- SHORT PROBLEM
Emit the data below verbatim, stripping out any pictures.
--
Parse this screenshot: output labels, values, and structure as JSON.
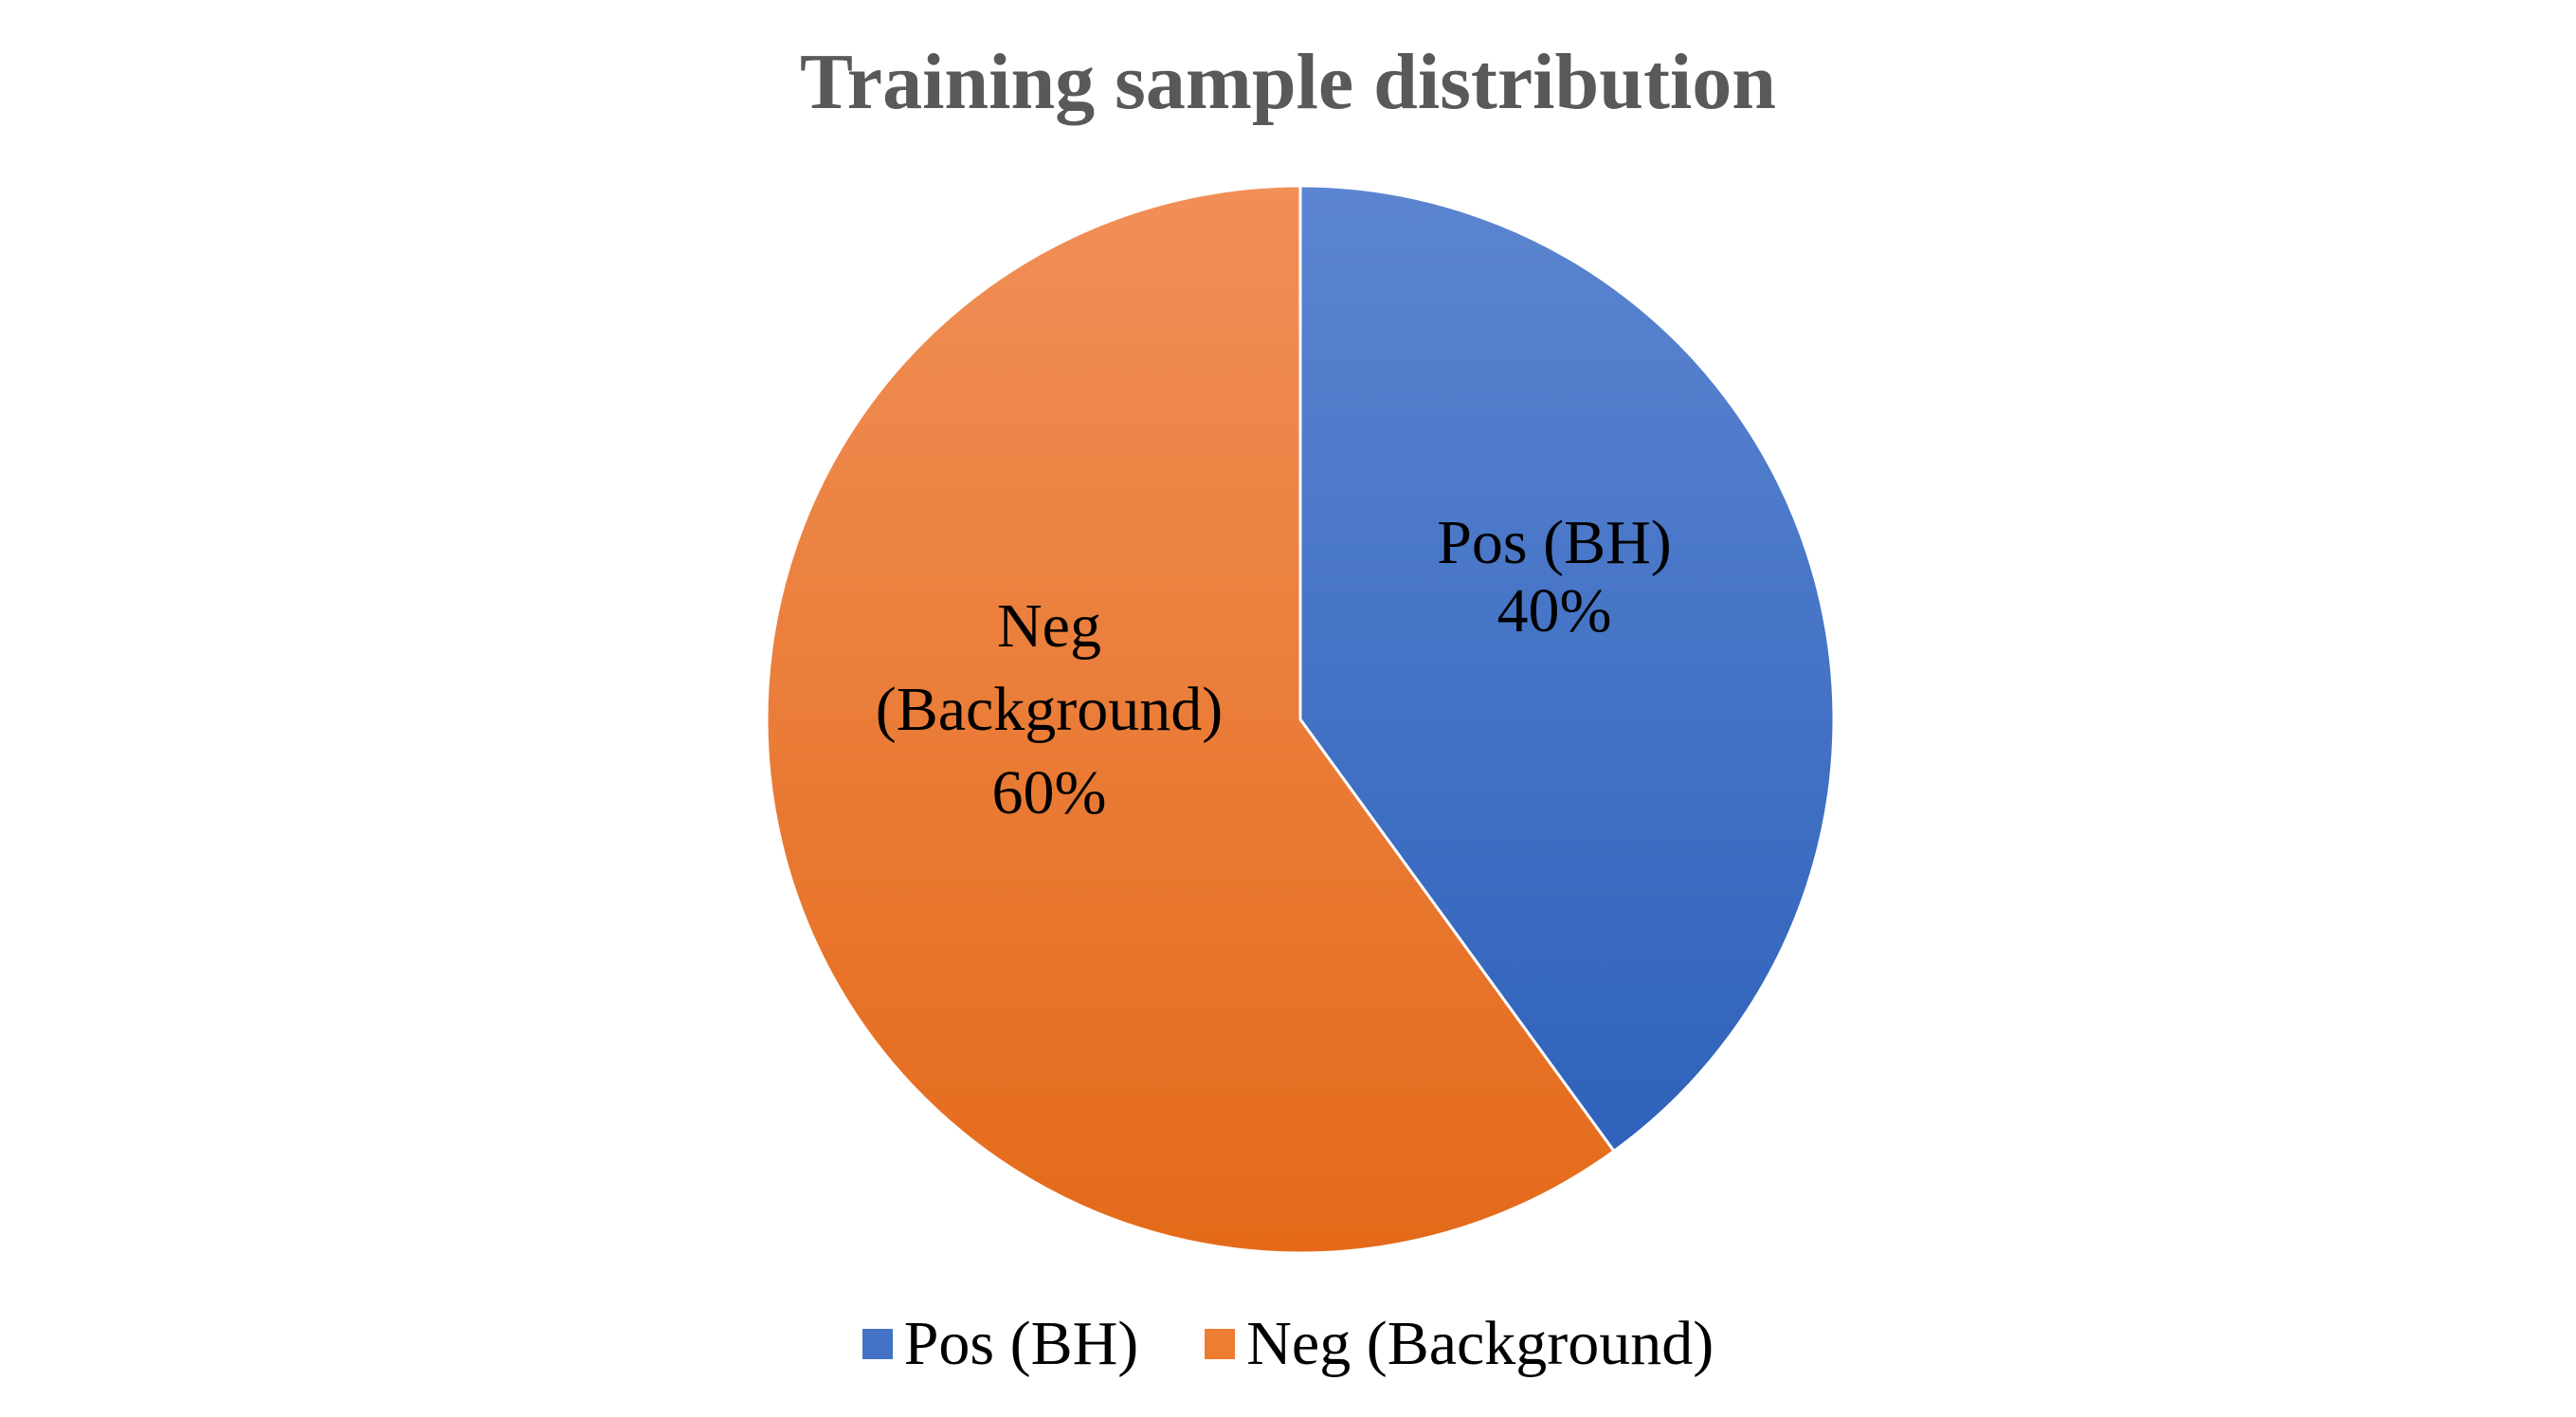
{
  "chart_data": {
    "type": "pie",
    "title": "Training sample distribution",
    "slices": [
      {
        "name": "Pos (BH)",
        "value": 40,
        "label_lines": [
          "Pos (BH)",
          "40%"
        ],
        "color": "#4472C4"
      },
      {
        "name": "Neg (Background)",
        "value": 60,
        "label_lines": [
          "Neg",
          "(Background)",
          "60%"
        ],
        "color": "#ED7D31"
      }
    ],
    "legend_position": "bottom"
  }
}
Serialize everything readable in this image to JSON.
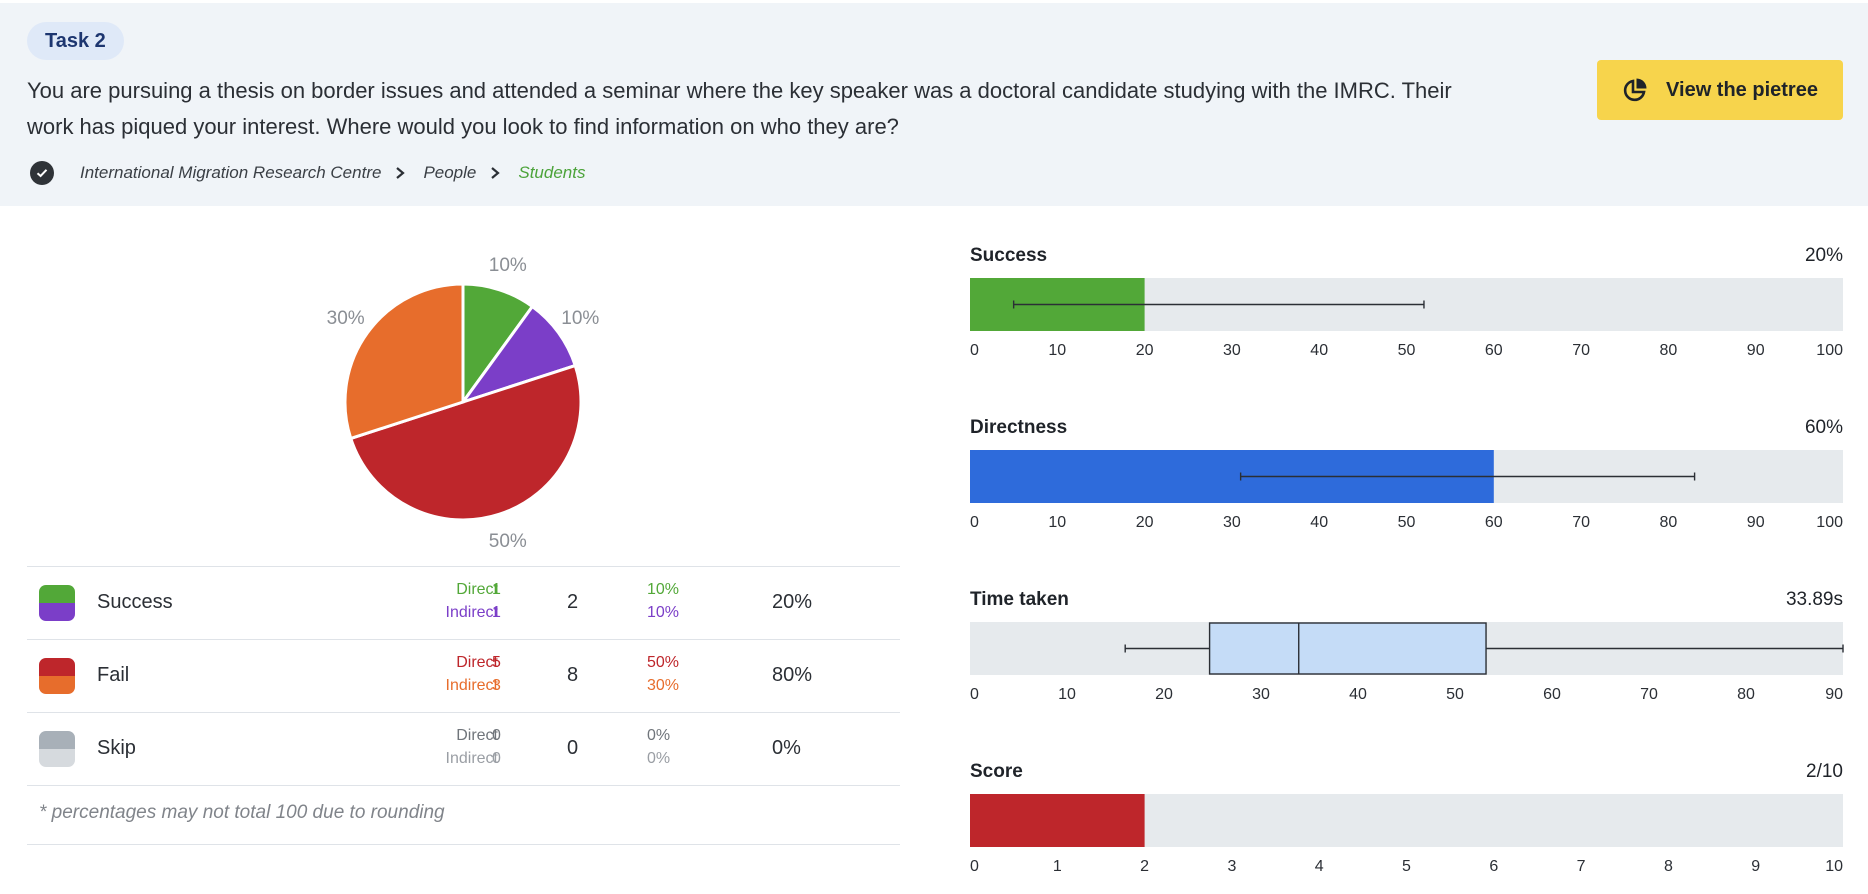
--
- TASK OUTPUT
Parse this screenshot: output labels, values, and structure as JSON.
{
  "chart_data": {
    "type": "pie",
    "title": "Training sample distribution",
    "slices": [
      {
        "name": "Pos (BH)",
        "value": 40,
        "label_lines": [
          "Pos (BH)",
          "40%"
        ],
        "color": "#4472C4"
      },
      {
        "name": "Neg (Background)",
        "value": 60,
        "label_lines": [
          "Neg",
          "(Background)",
          "60%"
        ],
        "color": "#ED7D31"
      }
    ],
    "legend_position": "bottom"
  }
}
Serialize everything readable in this image to JSON.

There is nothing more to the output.